### SOURCE EXTRACT
It’s a stall tactic, I know.

“Tell me a story, daddy.” Five words. Sometimes worth 45 minutes. It pushes back bedtime, yes, but it’s also engagement with my face, not a screen. Their pop, not an app.

I know this. We don’t always appreciate our dads’ stories; sacred, profane and otherwise. Until that day we can’t hear them anymore.

What we learn from dad stories is profound.

I know about the brother my dad never met, Ismael, who died in a car wreck. I know about my dad’s close encounter with the military recruiting office during the Vietnam War.

I know that my dad, a skinny kid with sideburns, tried out for the Robertson (N.M.) Cardinals High football team, and lasted one day. One hit. A hit that knocked the snot out of him.

Through those stories, I know about my grandparents, who died before I was born.

I know that they died in a car accident involving a train. I know that no one knows for sure how it happened, but the bumper on my grandpa’s car hooked to a moving train as they waited at the crossing.

Grandma must have told grandpa to back up a little, some family members say. You’re too close. Maybe he put the car in drive instead of reverse. Who knows?

I know that my uncle ran a gas station in New Mexico. On summer days, the New Mexico sun bakes everything its rays can reach. Weary travelers found their way into his store, looking for a brand of soda called Fresca.

“Todos estan frescas!” he’d say. They’re all fresca. Because in Spanish, fresca means “cold.” All the drinks – Coke, Nehi, Fresca – were cold. Because, of course.

I know my dad and his brothers and sisters were unimaginative when it came to pet names. When a black dog came around, he was Blackie. A brown dog, Brownie. A white dog… you get the picture.

Everyday life. A few profound moments. My dad told me about a lot in words, and deeds. More than appears on this page. Because that’s the other part – the filter. The editor. What do I remember, and what do I forget? Is it a conscious decision?

What do I tell again to my kids, and what parts do I embellish?

Embellish is the relish. It’s how a snow flurry becomes a blizzard. How as 20-foot jumpshot becomes a half-court heave. How that everyday cheerleader became cheer captain. Because now, it’s my turn.

It’s my turn when the kids have gone into overtime for bedtime; dragging their feet and taking side roads on their way to going to bed.

It’s my turn when we’re in the car and a Simon and Garfunkel song comes on. And it takes me back to being seven. Maybe on a contemplative Sunday night in my grandma’s backyard. Long after the NFL games are over and the tortillas are no longer hot.

### INFORMATION SHOWN

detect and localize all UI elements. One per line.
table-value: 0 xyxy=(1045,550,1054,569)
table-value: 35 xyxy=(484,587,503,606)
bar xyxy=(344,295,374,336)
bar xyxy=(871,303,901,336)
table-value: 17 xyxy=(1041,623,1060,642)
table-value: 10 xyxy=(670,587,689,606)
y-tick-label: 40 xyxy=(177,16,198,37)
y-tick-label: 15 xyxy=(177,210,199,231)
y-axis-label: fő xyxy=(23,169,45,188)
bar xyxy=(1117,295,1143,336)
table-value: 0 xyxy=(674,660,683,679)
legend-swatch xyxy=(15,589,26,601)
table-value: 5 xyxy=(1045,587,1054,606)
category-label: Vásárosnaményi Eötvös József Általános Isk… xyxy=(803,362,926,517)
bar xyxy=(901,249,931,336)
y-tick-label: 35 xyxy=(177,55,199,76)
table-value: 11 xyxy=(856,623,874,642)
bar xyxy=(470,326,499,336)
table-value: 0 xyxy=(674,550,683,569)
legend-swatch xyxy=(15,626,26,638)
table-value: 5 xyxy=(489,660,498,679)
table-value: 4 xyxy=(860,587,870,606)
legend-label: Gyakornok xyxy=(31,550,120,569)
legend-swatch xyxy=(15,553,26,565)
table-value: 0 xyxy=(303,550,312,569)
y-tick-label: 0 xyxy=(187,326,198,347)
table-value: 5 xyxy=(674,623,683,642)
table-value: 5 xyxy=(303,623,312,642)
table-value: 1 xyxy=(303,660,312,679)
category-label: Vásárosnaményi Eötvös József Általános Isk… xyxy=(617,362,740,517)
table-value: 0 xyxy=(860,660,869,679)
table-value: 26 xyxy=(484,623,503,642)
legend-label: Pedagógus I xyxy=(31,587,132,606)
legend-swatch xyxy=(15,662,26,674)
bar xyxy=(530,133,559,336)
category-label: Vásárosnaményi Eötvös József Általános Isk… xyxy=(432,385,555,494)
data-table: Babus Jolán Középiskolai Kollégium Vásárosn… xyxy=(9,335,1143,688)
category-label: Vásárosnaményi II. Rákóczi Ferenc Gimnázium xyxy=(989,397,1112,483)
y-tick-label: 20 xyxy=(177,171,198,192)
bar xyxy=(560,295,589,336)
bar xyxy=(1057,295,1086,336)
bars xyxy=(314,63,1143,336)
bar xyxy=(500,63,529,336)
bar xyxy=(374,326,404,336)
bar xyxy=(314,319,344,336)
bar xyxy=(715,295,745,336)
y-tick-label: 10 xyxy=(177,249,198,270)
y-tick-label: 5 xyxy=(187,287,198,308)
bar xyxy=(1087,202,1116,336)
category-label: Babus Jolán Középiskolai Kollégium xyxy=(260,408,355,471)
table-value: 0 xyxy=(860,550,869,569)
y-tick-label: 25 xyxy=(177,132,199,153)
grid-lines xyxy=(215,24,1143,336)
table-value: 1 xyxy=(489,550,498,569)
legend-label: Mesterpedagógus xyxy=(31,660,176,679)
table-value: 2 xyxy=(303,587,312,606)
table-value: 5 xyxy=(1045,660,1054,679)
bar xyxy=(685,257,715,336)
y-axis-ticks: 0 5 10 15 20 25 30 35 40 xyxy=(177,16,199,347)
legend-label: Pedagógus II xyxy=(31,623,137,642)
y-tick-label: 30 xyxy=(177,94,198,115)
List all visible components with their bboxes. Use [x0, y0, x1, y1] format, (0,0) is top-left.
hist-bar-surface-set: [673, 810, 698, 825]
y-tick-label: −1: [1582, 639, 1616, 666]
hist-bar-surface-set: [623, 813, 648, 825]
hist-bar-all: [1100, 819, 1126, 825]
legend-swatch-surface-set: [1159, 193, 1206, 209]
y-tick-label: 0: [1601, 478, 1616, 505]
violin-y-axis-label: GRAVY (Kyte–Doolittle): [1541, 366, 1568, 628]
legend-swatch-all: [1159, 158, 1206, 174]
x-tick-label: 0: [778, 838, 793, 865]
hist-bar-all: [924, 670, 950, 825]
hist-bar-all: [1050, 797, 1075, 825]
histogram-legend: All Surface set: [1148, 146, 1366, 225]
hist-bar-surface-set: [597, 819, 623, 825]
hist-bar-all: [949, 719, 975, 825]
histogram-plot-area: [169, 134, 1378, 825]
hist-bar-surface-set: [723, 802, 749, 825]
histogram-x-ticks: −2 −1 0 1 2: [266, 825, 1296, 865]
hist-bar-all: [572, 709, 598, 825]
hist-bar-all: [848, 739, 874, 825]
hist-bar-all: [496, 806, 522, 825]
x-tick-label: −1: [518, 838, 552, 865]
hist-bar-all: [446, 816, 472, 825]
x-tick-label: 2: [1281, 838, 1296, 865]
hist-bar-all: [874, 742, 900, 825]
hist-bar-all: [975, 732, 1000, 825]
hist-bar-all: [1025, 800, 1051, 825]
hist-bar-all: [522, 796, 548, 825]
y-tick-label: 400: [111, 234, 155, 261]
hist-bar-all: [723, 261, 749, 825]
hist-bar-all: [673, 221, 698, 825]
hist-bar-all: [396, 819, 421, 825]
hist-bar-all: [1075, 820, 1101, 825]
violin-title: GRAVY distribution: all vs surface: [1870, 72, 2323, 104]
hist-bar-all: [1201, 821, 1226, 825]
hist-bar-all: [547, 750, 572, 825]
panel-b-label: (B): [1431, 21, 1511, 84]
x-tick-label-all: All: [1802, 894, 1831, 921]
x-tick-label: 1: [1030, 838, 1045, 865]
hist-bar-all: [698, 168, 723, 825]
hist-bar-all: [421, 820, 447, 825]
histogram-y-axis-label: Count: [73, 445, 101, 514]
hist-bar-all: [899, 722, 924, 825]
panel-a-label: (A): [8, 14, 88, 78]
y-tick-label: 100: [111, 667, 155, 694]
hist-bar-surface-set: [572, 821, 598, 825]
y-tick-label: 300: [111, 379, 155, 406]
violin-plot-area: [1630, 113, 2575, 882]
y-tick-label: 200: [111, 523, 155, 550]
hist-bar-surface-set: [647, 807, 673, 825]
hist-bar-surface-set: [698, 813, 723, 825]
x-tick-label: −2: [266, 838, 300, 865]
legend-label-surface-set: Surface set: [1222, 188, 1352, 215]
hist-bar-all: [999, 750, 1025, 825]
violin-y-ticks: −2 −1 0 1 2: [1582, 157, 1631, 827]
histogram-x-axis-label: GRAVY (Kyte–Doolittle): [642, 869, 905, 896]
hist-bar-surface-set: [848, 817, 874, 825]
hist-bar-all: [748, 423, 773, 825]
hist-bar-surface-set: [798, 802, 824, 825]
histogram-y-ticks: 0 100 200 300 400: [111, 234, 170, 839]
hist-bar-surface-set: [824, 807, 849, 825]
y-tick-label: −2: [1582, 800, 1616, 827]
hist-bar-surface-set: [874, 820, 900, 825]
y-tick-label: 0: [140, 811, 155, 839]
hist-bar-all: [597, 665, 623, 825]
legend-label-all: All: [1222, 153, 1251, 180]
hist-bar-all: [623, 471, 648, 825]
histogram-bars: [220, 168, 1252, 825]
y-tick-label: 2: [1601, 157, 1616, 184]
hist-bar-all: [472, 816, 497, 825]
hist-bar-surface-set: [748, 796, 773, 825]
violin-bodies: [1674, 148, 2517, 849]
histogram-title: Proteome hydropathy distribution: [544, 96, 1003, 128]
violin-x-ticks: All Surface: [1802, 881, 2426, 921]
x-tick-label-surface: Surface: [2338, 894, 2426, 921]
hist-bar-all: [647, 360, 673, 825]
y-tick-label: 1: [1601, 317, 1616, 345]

### PROBLEM 1
The essay about fathers' stories gives several examples of how embellishment changes an event. List each one, stating what it begins as and what it becomes.
### PROBLEM 2
Proceed with the essay about fathers' stories, beginning after its final paragraph.

### WRITTEN ANSWER 1
- A snow flurry becomes a blizzard.
- A 20-foot jumpshot becomes a half-court heave.
- An everyday cheerleader becomes cheer captain.

### WRITTEN ANSWER 2
I use every ray of sunshine to throw a white plastic football on the roof. I make pretend I’m Steve Largent or Pat Tilley or Lydell Mitchell making that game-changing grab. Everyday life.

Or maybe it’s the Independence Day when my mom went inside to answer the phone and came out in tears. “Junior’s son drowned in New Mexico,” she said with her hand over her mouth. Losing a cousin my age had such a profound impact on every year of my life since that day. I didn’t understand why there were fireworks that night still. With every birthday and milestone, Raymond is on my mind.

It’s camping trips so high in the Rockies the radio wouldn’t tune and the trees wouldn’t grow. It’s my sister, in trouble, when she played the rhyme game with the word “tuck.” It’s me, writing that same bad word on a worksheet for school to make my classmates laugh.

(Who knew my parents could still see it, even after I’d erased it and rubbed out the spot with pencil?)

It’s my first pet, my first crush. It’s the trouble my sister and I got into, and how my mom woke us up for school. It’s standing up to a bully in sixth grade, taking a dive when he punched me.

And meeting the girl who became my first kiss when she helped me to the office.

It’s stories about the day they were born and how I met their mother. It’s my many failures on the athletics field before they came along and made things right. It’s how my grandma treated me with such kindness.

And still it evolves. They want to know about fights I got into with my sister. (One that explains a scar on her chin, another that involved a punch to my belly and her slipping on a slice of processed cheese.)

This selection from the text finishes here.